§ Entries from a dataset
★ ★ ★ ★ ★
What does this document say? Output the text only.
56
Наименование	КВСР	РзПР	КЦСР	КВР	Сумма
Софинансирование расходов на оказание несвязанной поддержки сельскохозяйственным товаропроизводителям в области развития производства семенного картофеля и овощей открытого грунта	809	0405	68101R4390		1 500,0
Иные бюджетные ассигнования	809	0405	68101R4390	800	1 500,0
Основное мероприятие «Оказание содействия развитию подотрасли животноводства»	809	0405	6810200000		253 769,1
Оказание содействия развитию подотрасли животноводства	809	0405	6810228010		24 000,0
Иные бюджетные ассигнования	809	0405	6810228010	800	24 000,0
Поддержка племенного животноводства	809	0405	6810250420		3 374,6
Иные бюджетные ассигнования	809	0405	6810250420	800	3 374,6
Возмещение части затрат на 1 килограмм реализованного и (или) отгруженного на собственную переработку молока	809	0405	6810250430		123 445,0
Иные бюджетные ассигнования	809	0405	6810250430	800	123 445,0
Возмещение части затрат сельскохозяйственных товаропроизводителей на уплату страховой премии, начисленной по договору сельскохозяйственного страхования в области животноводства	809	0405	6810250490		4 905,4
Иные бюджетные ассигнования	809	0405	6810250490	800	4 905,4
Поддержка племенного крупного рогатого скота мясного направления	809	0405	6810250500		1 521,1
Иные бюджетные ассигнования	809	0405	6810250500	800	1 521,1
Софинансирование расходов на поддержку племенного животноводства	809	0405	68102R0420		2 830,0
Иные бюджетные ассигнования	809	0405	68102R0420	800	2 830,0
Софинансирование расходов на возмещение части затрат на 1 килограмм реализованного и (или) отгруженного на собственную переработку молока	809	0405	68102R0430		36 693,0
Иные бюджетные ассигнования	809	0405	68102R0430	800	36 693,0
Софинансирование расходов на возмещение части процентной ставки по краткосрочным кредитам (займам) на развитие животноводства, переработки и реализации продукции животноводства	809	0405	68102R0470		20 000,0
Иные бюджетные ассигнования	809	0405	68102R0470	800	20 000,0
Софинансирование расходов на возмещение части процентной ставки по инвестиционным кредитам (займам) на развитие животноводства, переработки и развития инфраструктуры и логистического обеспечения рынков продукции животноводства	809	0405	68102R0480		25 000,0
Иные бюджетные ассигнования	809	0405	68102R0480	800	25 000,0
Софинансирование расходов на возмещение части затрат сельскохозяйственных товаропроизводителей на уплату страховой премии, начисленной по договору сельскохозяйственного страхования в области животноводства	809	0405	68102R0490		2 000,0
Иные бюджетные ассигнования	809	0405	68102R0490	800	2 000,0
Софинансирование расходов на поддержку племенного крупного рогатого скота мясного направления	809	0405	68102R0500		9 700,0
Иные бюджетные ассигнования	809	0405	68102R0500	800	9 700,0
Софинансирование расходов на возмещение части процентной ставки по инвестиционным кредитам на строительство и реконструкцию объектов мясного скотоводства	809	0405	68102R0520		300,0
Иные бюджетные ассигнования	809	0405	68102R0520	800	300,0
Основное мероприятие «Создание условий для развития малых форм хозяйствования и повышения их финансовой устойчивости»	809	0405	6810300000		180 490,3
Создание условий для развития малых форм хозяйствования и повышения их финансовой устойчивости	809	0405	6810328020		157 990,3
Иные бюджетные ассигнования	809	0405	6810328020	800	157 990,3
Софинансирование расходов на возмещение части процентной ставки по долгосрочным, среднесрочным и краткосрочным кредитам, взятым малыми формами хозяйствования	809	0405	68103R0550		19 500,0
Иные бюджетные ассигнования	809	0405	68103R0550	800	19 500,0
★ ★ ★ ★ ★
§ TASK BRIEF
Look through the lines above and collect those with the word "рогатого".

§ SOLVED PROBLEM
Поддержка племенного крупного рогатого скота мясного направления	809	0405	6810250500		1 521,1
Софинансирование расходов на поддержку племенного крупного рогатого скота мясного направления	809	0405	68102R0500		9 700,0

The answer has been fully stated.